- Data for the task -
□ □ □

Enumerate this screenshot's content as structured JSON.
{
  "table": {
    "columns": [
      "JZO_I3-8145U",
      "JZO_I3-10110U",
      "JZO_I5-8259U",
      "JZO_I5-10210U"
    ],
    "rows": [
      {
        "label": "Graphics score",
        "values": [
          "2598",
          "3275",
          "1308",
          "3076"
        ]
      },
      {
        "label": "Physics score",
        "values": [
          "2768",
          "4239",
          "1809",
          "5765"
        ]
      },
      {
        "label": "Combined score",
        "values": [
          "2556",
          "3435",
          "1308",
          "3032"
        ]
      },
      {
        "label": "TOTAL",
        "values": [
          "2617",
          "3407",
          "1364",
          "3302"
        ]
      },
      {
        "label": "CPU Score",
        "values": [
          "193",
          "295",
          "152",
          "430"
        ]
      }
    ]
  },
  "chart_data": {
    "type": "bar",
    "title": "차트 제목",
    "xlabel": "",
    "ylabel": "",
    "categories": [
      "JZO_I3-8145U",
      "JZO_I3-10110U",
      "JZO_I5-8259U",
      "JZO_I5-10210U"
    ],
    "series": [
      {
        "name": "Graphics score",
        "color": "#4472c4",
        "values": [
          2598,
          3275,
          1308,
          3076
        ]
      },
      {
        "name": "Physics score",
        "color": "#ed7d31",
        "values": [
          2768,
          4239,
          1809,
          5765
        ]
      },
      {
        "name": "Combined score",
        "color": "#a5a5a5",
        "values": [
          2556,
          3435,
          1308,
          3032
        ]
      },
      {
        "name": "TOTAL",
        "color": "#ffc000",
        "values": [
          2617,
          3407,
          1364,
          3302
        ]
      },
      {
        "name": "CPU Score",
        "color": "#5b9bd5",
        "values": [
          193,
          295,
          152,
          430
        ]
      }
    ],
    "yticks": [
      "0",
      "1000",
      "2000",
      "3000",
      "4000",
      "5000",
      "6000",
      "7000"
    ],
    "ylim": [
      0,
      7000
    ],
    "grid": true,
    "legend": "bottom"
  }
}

□ □ □

- Aim of the exercise -
Take the entries and copy them out exactly.

- Answer below -
Enumerate this screenshot's content as structured JSON.
{
  "table": {
    "columns": [
      "JZO_I3-8145U",
      "JZO_I3-10110U",
      "JZO_I5-8259U",
      "JZO_I5-10210U"
    ],
    "rows": [
      {
        "label": "Graphics score",
        "values": [
          "2598",
          "3275",
          "1308",
          "3076"
        ]
      },
      {
        "label": "Physics score",
        "values": [
          "2768",
          "4239",
          "1809",
          "5765"
        ]
      },
      {
        "label": "Combined score",
        "values": [
          "2556",
          "3435",
          "1308",
          "3032"
        ]
      },
      {
        "label": "TOTAL",
        "values": [
          "2617",
          "3407",
          "1364",
          "3302"
        ]
      },
      {
        "label": "CPU Score",
        "values": [
          "193",
          "295",
          "152",
          "430"
        ]
      }
    ]
  },
  "chart_data": {
    "type": "bar",
    "title": "차트 제목",
    "xlabel": "",
    "ylabel": "",
    "categories": [
      "JZO_I3-8145U",
      "JZO_I3-10110U",
      "JZO_I5-8259U",
      "JZO_I5-10210U"
    ],
    "series": [
      {
        "name": "Graphics score",
        "color": "#4472c4",
        "values": [
          2598,
          3275,
          1308,
          3076
        ]
      },
      {
        "name": "Physics score",
        "color": "#ed7d31",
        "values": [
          2768,
          4239,
          1809,
          5765
        ]
      },
      {
        "name": "Combined score",
        "color": "#a5a5a5",
        "values": [
          2556,
          3435,
          1308,
          3032
        ]
      },
      {
        "name": "TOTAL",
        "color": "#ffc000",
        "values": [
          2617,
          3407,
          1364,
          3302
        ]
      },
      {
        "name": "CPU Score",
        "color": "#5b9bd5",
        "values": [
          193,
          295,
          152,
          430
        ]
      }
    ],
    "yticks": [
      "0",
      "1000",
      "2000",
      "3000",
      "4000",
      "5000",
      "6000",
      "7000"
    ],
    "ylim": [
      0,
      7000
    ],
    "grid": true,
    "legend": "bottom"
  }
}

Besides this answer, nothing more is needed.